▸ **EXERCISE GOAL**
The data below needs to be returned exactly, line for line.

►

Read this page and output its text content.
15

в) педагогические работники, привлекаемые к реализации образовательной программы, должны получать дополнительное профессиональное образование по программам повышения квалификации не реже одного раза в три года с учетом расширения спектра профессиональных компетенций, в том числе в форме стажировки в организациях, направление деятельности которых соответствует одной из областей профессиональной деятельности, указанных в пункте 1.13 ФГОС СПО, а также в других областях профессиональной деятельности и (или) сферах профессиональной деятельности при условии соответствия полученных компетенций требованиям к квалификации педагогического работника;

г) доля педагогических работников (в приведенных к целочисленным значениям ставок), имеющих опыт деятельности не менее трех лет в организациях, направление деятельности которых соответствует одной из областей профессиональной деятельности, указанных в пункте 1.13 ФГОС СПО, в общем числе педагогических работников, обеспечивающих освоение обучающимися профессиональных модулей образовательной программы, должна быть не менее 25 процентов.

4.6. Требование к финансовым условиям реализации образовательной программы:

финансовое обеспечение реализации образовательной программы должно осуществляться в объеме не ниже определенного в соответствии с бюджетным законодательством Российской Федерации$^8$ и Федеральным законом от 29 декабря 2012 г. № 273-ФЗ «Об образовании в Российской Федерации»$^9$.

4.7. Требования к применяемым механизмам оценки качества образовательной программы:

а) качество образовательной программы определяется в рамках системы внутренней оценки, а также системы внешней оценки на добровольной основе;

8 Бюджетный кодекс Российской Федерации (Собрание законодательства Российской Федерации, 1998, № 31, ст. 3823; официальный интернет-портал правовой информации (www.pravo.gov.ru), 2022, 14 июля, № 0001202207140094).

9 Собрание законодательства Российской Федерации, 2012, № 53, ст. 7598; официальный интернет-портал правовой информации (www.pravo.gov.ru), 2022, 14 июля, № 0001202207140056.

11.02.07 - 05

◄

▸ **RESPONSE**
Read this page and output its text content.
15

в) педагогические работники, привлекаемые к реализации образовательной программы, должны получать дополнительное профессиональное образование по программам повышения квалификации не реже одного раза в три года с учетом расширения спектра профессиональных компетенций, в том числе в форме стажировки в организациях, направление деятельности которых соответствует одной из областей профессиональной деятельности, указанных в пункте 1.13 ФГОС СПО, а также в других областях профессиональной деятельности и (или) сферах профессиональной деятельности при условии соответствия полученных компетенций требованиям к квалификации педагогического работника;

г) доля педагогических работников (в приведенных к целочисленным значениям ставок), имеющих опыт деятельности не менее трех лет в организациях, направление деятельности которых соответствует одной из областей профессиональной деятельности, указанных в пункте 1.13 ФГОС СПО, в общем числе педагогических работников, обеспечивающих освоение обучающимися профессиональных модулей образовательной программы, должна быть не менее 25 процентов.

4.6. Требование к финансовым условиям реализации образовательной программы:

финансовое обеспечение реализации образовательной программы должно осуществляться в объеме не ниже определенного в соответствии с бюджетным законодательством Российской Федерации$^8$ и Федеральным законом от 29 декабря 2012 г. № 273-ФЗ «Об образовании в Российской Федерации»$^9$.

4.7. Требования к применяемым механизмам оценки качества образовательной программы:

а) качество образовательной программы определяется в рамках системы внутренней оценки, а также системы внешней оценки на добровольной основе;

8 Бюджетный кодекс Российской Федерации (Собрание законодательства Российской Федерации, 1998, № 31, ст. 3823; официальный интернет-портал правовой информации (www.pravo.gov.ru), 2022, 14 июля, № 0001202207140094).

9 Собрание законодательства Российской Федерации, 2012, № 53, ст. 7598; официальный интернет-портал правовой информации (www.pravo.gov.ru), 2022, 14 июля, № 0001202207140056.

11.02.07 - 05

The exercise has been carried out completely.